INSTRUCTION ->
Work out how many lines contain "title". Reply with the count alone.

RAW RECORDS ->
>>
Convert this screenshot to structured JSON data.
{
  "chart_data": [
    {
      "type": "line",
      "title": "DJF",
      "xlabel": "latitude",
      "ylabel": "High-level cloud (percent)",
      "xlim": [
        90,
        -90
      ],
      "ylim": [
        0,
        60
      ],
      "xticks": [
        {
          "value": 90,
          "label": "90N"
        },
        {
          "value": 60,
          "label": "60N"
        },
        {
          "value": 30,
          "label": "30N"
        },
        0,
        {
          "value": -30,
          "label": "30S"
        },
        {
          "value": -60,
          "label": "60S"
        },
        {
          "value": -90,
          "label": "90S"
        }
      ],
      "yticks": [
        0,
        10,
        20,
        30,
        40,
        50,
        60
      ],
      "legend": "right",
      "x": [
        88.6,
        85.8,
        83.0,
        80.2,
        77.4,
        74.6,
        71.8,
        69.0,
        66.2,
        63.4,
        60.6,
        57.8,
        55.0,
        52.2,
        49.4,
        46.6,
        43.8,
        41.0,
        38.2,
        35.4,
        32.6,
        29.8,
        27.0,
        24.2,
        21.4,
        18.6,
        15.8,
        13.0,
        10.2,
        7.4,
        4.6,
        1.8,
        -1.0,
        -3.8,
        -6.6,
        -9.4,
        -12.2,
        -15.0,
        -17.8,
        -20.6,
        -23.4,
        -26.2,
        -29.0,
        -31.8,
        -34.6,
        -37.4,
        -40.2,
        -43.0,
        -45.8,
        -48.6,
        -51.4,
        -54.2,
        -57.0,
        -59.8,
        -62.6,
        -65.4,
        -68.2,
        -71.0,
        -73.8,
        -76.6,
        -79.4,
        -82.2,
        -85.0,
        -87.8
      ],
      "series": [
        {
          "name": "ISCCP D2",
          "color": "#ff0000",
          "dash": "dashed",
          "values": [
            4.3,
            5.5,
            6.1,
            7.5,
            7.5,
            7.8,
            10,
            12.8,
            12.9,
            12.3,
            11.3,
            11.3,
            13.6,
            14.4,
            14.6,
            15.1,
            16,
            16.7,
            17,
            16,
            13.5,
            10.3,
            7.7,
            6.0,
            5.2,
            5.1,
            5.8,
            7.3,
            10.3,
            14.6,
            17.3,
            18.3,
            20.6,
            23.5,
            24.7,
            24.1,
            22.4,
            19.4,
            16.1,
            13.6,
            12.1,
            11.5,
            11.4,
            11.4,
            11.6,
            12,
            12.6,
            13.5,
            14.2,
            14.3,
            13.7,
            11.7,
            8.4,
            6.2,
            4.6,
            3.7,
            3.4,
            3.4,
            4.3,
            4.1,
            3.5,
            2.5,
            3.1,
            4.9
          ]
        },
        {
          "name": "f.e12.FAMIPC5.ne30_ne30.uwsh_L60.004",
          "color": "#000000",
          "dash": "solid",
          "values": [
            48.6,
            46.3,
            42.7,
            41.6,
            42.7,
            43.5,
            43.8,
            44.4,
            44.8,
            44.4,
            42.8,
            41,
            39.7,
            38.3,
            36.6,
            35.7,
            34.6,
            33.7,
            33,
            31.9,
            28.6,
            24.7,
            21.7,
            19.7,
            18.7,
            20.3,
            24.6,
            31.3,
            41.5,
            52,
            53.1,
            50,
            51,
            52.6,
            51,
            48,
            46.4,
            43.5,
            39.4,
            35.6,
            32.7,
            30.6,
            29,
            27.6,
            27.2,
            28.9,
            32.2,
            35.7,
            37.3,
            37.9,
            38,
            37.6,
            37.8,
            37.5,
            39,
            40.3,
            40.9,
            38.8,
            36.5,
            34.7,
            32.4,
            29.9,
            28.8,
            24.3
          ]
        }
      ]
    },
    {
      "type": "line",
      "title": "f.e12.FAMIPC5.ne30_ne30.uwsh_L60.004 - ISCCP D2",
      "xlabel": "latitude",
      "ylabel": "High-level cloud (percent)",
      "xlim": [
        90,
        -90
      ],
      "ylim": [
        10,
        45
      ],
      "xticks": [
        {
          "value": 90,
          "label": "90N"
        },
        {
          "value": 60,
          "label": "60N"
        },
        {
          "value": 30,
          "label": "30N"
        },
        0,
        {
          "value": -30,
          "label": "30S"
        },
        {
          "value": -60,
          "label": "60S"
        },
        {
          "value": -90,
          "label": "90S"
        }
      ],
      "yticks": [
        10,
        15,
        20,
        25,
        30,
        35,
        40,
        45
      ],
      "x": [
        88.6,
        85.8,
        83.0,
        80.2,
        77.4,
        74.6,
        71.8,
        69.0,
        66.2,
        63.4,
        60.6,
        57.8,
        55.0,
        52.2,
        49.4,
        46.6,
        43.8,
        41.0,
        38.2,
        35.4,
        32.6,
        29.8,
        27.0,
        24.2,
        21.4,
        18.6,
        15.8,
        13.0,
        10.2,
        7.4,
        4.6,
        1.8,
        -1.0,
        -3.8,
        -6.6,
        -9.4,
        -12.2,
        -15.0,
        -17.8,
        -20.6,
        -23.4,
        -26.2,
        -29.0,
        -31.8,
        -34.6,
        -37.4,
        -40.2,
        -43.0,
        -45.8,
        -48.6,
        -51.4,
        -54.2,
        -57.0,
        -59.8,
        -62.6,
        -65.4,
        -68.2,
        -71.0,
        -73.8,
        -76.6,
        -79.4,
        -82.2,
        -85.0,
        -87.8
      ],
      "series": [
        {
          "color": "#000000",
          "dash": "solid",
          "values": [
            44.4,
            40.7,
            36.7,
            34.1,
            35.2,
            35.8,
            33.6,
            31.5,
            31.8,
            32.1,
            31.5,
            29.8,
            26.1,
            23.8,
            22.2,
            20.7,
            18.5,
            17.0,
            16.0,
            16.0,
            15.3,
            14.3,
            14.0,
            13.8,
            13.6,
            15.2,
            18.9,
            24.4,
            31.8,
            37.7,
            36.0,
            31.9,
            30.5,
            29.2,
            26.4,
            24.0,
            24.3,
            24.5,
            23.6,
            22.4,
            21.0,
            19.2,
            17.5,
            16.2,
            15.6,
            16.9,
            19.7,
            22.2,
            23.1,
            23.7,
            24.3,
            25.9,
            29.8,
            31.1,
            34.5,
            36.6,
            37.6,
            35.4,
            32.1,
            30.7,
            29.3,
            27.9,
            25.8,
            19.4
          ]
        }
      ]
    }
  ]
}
<<
FINAL RESULT ->
2